Make an exact copy of all the entries, but do not reproduce the pictures.

════════

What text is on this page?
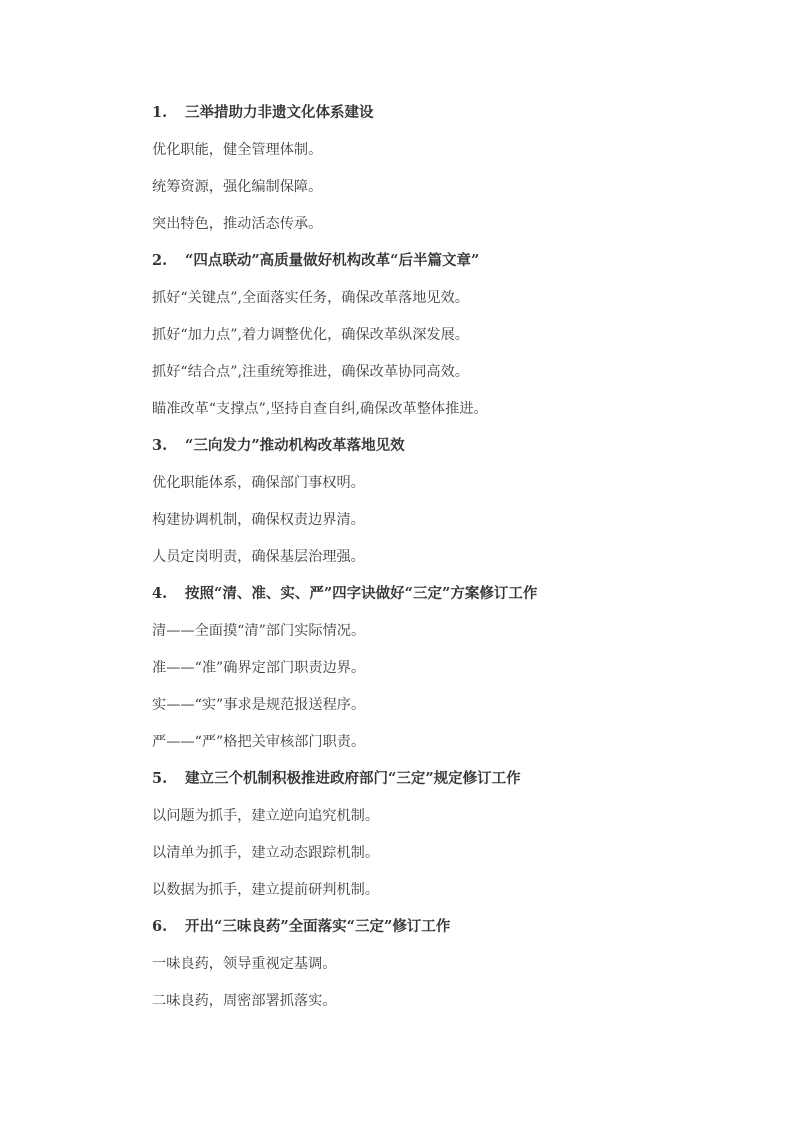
1.	三举措助力非遗文化体系建设
优化职能，健全管理体制。
统筹资源，强化编制保障。
突出特色，推动活态传承。
2.	“四点联动”高质量做好机构改革“后半篇文章”
抓好“关键点”,全面落实任务，确保改革落地见效。
抓好“加力点”,着力调整优化，确保改革纵深发展。
抓好“结合点”,注重统筹推进，确保改革协同高效。
瞄准改革“支撑点”,坚持自查自纠,确保改革整体推进。
3.	“三向发力”推动机构改革落地见效
优化职能体系，确保部门事权明。
构建协调机制，确保权责边界清。
人员定岗明责，确保基层治理强。
4.	按照“清、准、实、严”四字诀做好“三定”方案修订工作
清——全面摸“清”部门实际情况。
准——“准”确界定部门职责边界。
实——“实”事求是规范报送程序。
严——“严”格把关审核部门职责。
5.	建立三个机制积极推进政府部门“三定”规定修订工作
以问题为抓手，建立逆向追究机制。
以清单为抓手，建立动态跟踪机制。
以数据为抓手，建立提前研判机制。
6.	开出“三味良药”全面落实“三定”修订工作
一味良药，领导重视定基调。
二味良药，周密部署抓落实。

════════

**Result**
What text is on this page?
1.	三举措助力非遗文化体系建设
优化职能，健全管理体制。
统筹资源，强化编制保障。
突出特色，推动活态传承。
2.	“四点联动”高质量做好机构改革“后半篇文章”
抓好“关键点”,全面落实任务，确保改革落地见效。
抓好“加力点”,着力调整优化，确保改革纵深发展。
抓好“结合点”,注重统筹推进，确保改革协同高效。
瞄准改革“支撑点”,坚持自查自纠,确保改革整体推进。
3.	“三向发力”推动机构改革落地见效
优化职能体系，确保部门事权明。
构建协调机制，确保权责边界清。
人员定岗明责，确保基层治理强。
4.	按照“清、准、实、严”四字诀做好“三定”方案修订工作
清——全面摸“清”部门实际情况。
准——“准”确界定部门职责边界。
实——“实”事求是规范报送程序。
严——“严”格把关审核部门职责。
5.	建立三个机制积极推进政府部门“三定”规定修订工作
以问题为抓手，建立逆向追究机制。
以清单为抓手，建立动态跟踪机制。
以数据为抓手，建立提前研判机制。
6.	开出“三味良药”全面落实“三定”修订工作
一味良药，领导重视定基调。
二味良药，周密部署抓落实。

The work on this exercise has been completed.